*Short exercise*. Rewrite the entries from their first line through the line containing "regulation-subtitle: A 1907/2006", replacing "components" with "items" and changing nothing else.

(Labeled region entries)
+-------+
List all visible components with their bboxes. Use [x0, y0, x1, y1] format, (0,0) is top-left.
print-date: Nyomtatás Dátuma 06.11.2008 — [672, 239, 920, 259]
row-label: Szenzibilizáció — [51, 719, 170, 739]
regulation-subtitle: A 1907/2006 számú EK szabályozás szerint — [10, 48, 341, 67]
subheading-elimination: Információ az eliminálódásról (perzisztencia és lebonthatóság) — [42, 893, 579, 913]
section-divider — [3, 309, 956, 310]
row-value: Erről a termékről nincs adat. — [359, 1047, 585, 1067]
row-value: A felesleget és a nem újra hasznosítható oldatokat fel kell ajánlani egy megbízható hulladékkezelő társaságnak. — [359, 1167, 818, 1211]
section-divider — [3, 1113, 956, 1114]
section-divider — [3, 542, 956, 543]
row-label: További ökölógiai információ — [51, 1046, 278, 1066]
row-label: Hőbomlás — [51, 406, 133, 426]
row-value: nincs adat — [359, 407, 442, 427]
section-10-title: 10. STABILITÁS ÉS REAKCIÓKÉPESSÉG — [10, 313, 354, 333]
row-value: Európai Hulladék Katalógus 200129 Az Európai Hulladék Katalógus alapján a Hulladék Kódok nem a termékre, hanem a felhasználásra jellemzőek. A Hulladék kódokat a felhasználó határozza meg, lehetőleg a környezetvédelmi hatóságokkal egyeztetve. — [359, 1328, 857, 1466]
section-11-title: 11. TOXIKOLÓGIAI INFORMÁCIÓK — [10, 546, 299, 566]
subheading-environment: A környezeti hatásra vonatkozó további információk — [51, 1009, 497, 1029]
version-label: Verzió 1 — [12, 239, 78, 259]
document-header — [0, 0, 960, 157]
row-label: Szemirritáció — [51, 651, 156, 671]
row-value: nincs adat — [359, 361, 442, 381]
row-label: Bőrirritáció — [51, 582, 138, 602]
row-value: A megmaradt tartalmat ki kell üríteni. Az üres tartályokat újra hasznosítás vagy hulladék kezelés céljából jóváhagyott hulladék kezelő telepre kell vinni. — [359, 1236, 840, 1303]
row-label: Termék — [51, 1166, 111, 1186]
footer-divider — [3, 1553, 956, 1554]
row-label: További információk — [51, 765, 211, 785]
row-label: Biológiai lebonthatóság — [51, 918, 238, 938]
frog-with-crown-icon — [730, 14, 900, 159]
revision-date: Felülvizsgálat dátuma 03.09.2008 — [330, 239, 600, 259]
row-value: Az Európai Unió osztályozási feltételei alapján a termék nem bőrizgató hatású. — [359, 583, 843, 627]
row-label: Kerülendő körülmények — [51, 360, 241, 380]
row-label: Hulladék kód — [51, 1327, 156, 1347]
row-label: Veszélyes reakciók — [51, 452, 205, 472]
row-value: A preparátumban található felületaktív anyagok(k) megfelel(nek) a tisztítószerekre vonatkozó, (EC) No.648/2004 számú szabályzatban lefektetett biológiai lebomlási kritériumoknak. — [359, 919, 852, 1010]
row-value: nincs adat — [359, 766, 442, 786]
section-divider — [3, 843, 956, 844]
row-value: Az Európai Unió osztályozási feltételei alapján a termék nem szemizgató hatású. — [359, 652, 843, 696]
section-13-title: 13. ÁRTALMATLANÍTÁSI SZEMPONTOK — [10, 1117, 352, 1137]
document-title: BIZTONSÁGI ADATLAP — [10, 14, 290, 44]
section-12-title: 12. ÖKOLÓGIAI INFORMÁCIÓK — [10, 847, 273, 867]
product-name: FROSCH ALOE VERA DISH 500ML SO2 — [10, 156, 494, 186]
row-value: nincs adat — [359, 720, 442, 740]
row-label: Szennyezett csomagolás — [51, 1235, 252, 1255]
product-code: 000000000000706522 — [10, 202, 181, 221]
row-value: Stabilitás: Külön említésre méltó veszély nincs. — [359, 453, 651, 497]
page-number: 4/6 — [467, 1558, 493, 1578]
+-------+
*Expected output*.
List all visible items with their bboxes. Use [x0, y0, x1, y1] format, (0,0) is top-left.
print-date: Nyomtatás Dátuma 06.11.2008 — [672, 239, 920, 259]
row-label: Szenzibilizáció — [51, 719, 170, 739]
regulation-subtitle: A 1907/2006 számú EK szabályozás szerint — [10, 48, 341, 67]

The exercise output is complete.